*What you are asked to do*: Transcribe the entries that follow, word for word.
• • •
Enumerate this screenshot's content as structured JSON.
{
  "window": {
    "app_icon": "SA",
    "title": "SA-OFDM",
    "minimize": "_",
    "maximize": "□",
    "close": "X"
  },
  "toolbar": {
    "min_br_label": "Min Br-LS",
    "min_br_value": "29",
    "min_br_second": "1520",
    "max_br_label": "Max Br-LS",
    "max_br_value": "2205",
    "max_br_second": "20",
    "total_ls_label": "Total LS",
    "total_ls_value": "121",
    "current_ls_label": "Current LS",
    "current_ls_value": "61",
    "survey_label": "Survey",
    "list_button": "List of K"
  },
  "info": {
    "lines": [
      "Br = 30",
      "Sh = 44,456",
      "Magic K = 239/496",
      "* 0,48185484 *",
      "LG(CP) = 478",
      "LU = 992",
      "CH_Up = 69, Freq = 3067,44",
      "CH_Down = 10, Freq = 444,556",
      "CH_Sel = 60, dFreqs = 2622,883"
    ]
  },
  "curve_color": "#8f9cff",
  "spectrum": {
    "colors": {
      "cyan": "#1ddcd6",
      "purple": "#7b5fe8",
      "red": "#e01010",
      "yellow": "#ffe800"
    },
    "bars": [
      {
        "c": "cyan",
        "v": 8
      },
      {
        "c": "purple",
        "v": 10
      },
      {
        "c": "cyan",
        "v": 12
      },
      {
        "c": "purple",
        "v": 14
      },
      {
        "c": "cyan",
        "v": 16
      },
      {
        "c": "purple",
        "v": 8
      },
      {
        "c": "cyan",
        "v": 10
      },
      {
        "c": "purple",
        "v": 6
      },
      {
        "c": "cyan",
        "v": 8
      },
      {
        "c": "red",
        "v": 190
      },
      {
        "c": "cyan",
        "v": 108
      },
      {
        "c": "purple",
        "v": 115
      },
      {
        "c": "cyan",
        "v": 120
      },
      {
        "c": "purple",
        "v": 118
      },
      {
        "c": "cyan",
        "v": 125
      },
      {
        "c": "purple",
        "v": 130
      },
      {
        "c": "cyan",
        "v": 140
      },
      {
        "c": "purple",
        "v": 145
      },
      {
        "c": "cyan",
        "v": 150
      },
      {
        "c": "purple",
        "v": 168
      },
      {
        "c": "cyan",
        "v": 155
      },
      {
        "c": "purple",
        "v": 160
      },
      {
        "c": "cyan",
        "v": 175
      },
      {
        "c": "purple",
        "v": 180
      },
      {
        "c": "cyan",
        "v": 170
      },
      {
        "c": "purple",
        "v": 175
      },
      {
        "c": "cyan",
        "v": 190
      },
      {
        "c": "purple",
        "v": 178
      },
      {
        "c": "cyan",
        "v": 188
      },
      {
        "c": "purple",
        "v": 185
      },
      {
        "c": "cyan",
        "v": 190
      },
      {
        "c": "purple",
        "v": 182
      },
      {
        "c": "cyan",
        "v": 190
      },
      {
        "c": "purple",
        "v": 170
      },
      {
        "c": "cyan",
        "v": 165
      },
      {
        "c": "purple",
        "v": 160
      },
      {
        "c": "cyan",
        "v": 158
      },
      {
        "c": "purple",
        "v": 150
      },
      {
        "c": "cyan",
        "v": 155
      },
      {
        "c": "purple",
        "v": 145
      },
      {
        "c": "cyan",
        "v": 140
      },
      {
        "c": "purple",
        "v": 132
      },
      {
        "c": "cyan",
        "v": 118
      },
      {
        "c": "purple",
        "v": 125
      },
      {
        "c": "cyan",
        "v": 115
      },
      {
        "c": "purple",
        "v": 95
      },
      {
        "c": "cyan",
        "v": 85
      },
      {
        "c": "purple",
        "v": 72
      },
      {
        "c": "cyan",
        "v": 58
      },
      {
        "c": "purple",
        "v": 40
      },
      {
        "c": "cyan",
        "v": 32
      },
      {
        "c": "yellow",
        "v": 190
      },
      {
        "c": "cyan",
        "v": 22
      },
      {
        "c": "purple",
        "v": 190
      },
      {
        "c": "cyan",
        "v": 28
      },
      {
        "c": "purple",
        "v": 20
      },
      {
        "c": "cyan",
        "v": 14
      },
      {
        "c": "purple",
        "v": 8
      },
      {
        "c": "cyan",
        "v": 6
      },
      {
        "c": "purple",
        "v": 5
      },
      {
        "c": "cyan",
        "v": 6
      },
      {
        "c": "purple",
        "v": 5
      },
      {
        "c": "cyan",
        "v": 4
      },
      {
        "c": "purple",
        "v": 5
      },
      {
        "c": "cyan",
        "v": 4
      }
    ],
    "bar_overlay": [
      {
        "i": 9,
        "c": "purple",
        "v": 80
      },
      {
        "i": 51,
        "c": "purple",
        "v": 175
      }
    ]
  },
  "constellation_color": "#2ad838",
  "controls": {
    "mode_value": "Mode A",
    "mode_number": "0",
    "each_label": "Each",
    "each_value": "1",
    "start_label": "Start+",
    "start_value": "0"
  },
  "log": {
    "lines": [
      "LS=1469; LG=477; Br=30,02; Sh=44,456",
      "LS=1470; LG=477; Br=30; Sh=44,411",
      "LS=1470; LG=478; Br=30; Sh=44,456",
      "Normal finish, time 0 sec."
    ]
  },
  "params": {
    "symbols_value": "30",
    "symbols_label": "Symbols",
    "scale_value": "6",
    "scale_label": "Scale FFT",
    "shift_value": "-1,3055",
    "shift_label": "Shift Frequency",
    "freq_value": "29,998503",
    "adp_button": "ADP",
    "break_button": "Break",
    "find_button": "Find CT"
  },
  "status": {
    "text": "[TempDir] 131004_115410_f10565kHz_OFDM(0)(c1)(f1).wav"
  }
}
• • •
*Correct output*:
Enumerate this screenshot's content as structured JSON.
{
  "window": {
    "app_icon": "SA",
    "title": "SA-OFDM",
    "minimize": "_",
    "maximize": "□",
    "close": "X"
  },
  "toolbar": {
    "min_br_label": "Min Br-LS",
    "min_br_value": "29",
    "min_br_second": "1520",
    "max_br_label": "Max Br-LS",
    "max_br_value": "2205",
    "max_br_second": "20",
    "total_ls_label": "Total LS",
    "total_ls_value": "121",
    "current_ls_label": "Current LS",
    "current_ls_value": "61",
    "survey_label": "Survey",
    "list_button": "List of K"
  },
  "info": {
    "lines": [
      "Br = 30",
      "Sh = 44,456",
      "Magic K = 239/496",
      "* 0,48185484 *",
      "LG(CP) = 478",
      "LU = 992",
      "CH_Up = 69, Freq = 3067,44",
      "CH_Down = 10, Freq = 444,556",
      "CH_Sel = 60, dFreqs = 2622,883"
    ]
  },
  "curve_color": "#8f9cff",
  "spectrum": {
    "colors": {
      "cyan": "#1ddcd6",
      "purple": "#7b5fe8",
      "red": "#e01010",
      "yellow": "#ffe800"
    },
    "bars": [
      {
        "c": "cyan",
        "v": 8
      },
      {
        "c": "purple",
        "v": 10
      },
      {
        "c": "cyan",
        "v": 12
      },
      {
        "c": "purple",
        "v": 14
      },
      {
        "c": "cyan",
        "v": 16
      },
      {
        "c": "purple",
        "v": 8
      },
      {
        "c": "cyan",
        "v": 10
      },
      {
        "c": "purple",
        "v": 6
      },
      {
        "c": "cyan",
        "v": 8
      },
      {
        "c": "red",
        "v": 190
      },
      {
        "c": "cyan",
        "v": 108
      },
      {
        "c": "purple",
        "v": 115
      },
      {
        "c": "cyan",
        "v": 120
      },
      {
        "c": "purple",
        "v": 118
      },
      {
        "c": "cyan",
        "v": 125
      },
      {
        "c": "purple",
        "v": 130
      },
      {
        "c": "cyan",
        "v": 140
      },
      {
        "c": "purple",
        "v": 145
      },
      {
        "c": "cyan",
        "v": 150
      },
      {
        "c": "purple",
        "v": 168
      },
      {
        "c": "cyan",
        "v": 155
      },
      {
        "c": "purple",
        "v": 160
      },
      {
        "c": "cyan",
        "v": 175
      },
      {
        "c": "purple",
        "v": 180
      },
      {
        "c": "cyan",
        "v": 170
      },
      {
        "c": "purple",
        "v": 175
      },
      {
        "c": "cyan",
        "v": 190
      },
      {
        "c": "purple",
        "v": 178
      },
      {
        "c": "cyan",
        "v": 188
      },
      {
        "c": "purple",
        "v": 185
      },
      {
        "c": "cyan",
        "v": 190
      },
      {
        "c": "purple",
        "v": 182
      },
      {
        "c": "cyan",
        "v": 190
      },
      {
        "c": "purple",
        "v": 170
      },
      {
        "c": "cyan",
        "v": 165
      },
      {
        "c": "purple",
        "v": 160
      },
      {
        "c": "cyan",
        "v": 158
      },
      {
        "c": "purple",
        "v": 150
      },
      {
        "c": "cyan",
        "v": 155
      },
      {
        "c": "purple",
        "v": 145
      },
      {
        "c": "cyan",
        "v": 140
      },
      {
        "c": "purple",
        "v": 132
      },
      {
        "c": "cyan",
        "v": 118
      },
      {
        "c": "purple",
        "v": 125
      },
      {
        "c": "cyan",
        "v": 115
      },
      {
        "c": "purple",
        "v": 95
      },
      {
        "c": "cyan",
        "v": 85
      },
      {
        "c": "purple",
        "v": 72
      },
      {
        "c": "cyan",
        "v": 58
      },
      {
        "c": "purple",
        "v": 40
      },
      {
        "c": "cyan",
        "v": 32
      },
      {
        "c": "yellow",
        "v": 190
      },
      {
        "c": "cyan",
        "v": 22
      },
      {
        "c": "purple",
        "v": 190
      },
      {
        "c": "cyan",
        "v": 28
      },
      {
        "c": "purple",
        "v": 20
      },
      {
        "c": "cyan",
        "v": 14
      },
      {
        "c": "purple",
        "v": 8
      },
      {
        "c": "cyan",
        "v": 6
      },
      {
        "c": "purple",
        "v": 5
      },
      {
        "c": "cyan",
        "v": 6
      },
      {
        "c": "purple",
        "v": 5
      },
      {
        "c": "cyan",
        "v": 4
      },
      {
        "c": "purple",
        "v": 5
      },
      {
        "c": "cyan",
        "v": 4
      }
    ],
    "bar_overlay": [
      {
        "i": 9,
        "c": "purple",
        "v": 80
      },
      {
        "i": 51,
        "c": "purple",
        "v": 175
      }
    ]
  },
  "constellation_color": "#2ad838",
  "controls": {
    "mode_value": "Mode A",
    "mode_number": "0",
    "each_label": "Each",
    "each_value": "1",
    "start_label": "Start+",
    "start_value": "0"
  },
  "log": {
    "lines": [
      "LS=1469; LG=477; Br=30,02; Sh=44,456",
      "LS=1470; LG=477; Br=30; Sh=44,411",
      "LS=1470; LG=478; Br=30; Sh=44,456",
      "Normal finish, time 0 sec."
    ]
  },
  "params": {
    "symbols_value": "30",
    "symbols_label": "Symbols",
    "scale_value": "6",
    "scale_label": "Scale FFT",
    "shift_value": "-1,3055",
    "shift_label": "Shift Frequency",
    "freq_value": "29,998503",
    "adp_button": "ADP",
    "break_button": "Break",
    "find_button": "Find CT"
  },
  "status": {
    "text": "[TempDir] 131004_115410_f10565kHz_OFDM(0)(c1)(f1).wav"
  }
}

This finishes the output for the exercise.